### Some records
▶

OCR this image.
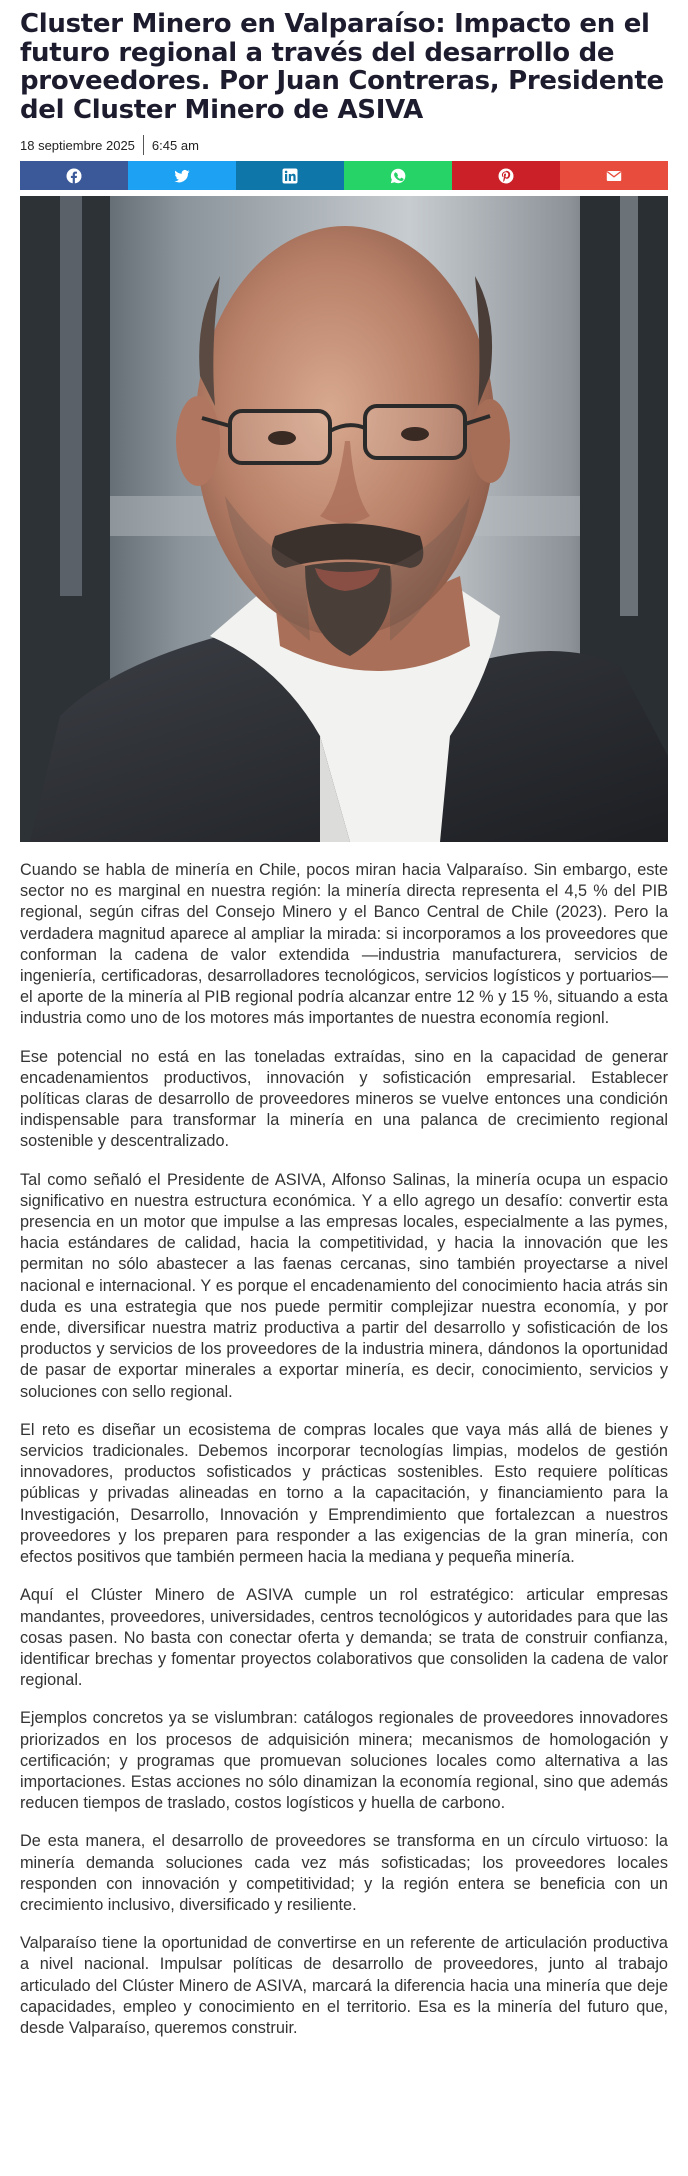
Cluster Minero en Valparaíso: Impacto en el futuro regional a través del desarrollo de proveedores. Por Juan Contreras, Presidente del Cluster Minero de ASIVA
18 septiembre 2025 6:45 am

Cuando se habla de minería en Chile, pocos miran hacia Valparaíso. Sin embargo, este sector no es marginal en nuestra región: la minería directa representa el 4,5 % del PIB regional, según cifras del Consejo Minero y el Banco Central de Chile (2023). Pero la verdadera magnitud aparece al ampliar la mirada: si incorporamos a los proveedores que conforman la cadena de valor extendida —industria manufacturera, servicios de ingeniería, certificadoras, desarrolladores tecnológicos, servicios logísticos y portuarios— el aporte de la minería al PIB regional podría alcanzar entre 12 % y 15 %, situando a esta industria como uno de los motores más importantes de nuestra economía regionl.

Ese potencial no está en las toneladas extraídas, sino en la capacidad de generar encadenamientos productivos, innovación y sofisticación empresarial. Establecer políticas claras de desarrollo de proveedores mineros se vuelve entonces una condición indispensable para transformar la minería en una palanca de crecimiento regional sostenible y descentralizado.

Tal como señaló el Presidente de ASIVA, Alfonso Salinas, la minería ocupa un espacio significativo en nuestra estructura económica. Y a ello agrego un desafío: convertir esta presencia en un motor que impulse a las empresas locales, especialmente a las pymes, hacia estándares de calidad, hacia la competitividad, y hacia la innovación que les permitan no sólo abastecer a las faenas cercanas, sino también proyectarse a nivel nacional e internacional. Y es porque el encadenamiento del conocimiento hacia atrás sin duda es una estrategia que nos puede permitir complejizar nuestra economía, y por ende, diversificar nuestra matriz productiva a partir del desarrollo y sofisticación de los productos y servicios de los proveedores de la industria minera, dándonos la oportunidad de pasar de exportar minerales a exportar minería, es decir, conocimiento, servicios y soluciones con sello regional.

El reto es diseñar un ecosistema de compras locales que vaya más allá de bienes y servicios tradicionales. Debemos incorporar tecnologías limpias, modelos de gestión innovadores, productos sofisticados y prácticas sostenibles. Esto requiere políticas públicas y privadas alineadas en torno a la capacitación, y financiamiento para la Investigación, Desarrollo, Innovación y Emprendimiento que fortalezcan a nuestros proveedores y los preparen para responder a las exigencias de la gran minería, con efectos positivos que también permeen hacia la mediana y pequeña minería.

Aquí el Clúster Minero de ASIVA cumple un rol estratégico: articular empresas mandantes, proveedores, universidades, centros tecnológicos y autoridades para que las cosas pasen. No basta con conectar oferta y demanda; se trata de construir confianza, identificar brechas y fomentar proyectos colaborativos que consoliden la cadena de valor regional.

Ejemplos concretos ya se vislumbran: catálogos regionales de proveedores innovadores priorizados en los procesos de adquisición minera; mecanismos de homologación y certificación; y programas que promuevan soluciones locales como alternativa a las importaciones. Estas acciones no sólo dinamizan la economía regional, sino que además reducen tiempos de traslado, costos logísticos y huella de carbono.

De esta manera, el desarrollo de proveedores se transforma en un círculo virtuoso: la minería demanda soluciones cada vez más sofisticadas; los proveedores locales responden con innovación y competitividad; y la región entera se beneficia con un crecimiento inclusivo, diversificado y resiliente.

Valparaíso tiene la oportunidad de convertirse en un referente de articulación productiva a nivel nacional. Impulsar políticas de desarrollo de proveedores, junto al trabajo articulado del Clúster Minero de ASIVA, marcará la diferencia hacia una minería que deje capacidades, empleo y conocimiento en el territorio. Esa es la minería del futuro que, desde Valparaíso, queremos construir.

◀
▶

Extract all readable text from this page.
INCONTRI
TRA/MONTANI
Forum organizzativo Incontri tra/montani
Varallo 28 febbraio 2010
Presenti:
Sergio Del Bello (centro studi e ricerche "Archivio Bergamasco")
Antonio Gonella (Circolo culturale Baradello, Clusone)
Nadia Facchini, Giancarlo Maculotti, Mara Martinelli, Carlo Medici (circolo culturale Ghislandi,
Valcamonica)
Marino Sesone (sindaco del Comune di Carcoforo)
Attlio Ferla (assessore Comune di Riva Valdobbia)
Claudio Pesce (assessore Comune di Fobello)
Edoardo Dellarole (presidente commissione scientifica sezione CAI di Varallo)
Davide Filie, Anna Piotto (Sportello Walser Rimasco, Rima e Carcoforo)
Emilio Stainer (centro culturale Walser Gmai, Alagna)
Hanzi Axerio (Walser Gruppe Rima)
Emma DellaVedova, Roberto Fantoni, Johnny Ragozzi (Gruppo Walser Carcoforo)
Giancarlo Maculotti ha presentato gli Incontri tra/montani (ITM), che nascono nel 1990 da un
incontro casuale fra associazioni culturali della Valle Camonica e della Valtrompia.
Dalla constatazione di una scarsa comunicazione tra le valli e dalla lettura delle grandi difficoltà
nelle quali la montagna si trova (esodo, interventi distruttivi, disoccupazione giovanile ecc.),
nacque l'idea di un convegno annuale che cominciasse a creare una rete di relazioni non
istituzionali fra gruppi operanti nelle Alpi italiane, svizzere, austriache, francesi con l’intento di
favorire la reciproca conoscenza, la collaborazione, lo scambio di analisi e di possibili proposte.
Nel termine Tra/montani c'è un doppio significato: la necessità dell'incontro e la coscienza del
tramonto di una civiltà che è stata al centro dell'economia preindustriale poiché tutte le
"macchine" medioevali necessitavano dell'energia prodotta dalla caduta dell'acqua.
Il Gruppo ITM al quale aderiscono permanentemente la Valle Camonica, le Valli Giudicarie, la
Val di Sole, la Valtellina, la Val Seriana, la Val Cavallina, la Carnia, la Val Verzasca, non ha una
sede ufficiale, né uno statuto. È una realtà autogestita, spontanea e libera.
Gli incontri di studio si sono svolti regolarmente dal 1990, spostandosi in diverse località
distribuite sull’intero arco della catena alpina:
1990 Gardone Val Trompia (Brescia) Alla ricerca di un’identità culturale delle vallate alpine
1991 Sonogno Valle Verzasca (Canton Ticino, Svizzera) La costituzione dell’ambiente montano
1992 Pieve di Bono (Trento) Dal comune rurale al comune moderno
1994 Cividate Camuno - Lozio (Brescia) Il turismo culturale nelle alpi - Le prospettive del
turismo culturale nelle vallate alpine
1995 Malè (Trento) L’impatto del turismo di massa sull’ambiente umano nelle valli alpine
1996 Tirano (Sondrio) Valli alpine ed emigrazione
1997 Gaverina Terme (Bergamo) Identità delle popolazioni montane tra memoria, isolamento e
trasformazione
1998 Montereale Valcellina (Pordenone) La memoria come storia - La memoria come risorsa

◀

### Prompt
Note how many lines in the material hold the word "Verzasca", and give that number with nothing added.

### The completed task
2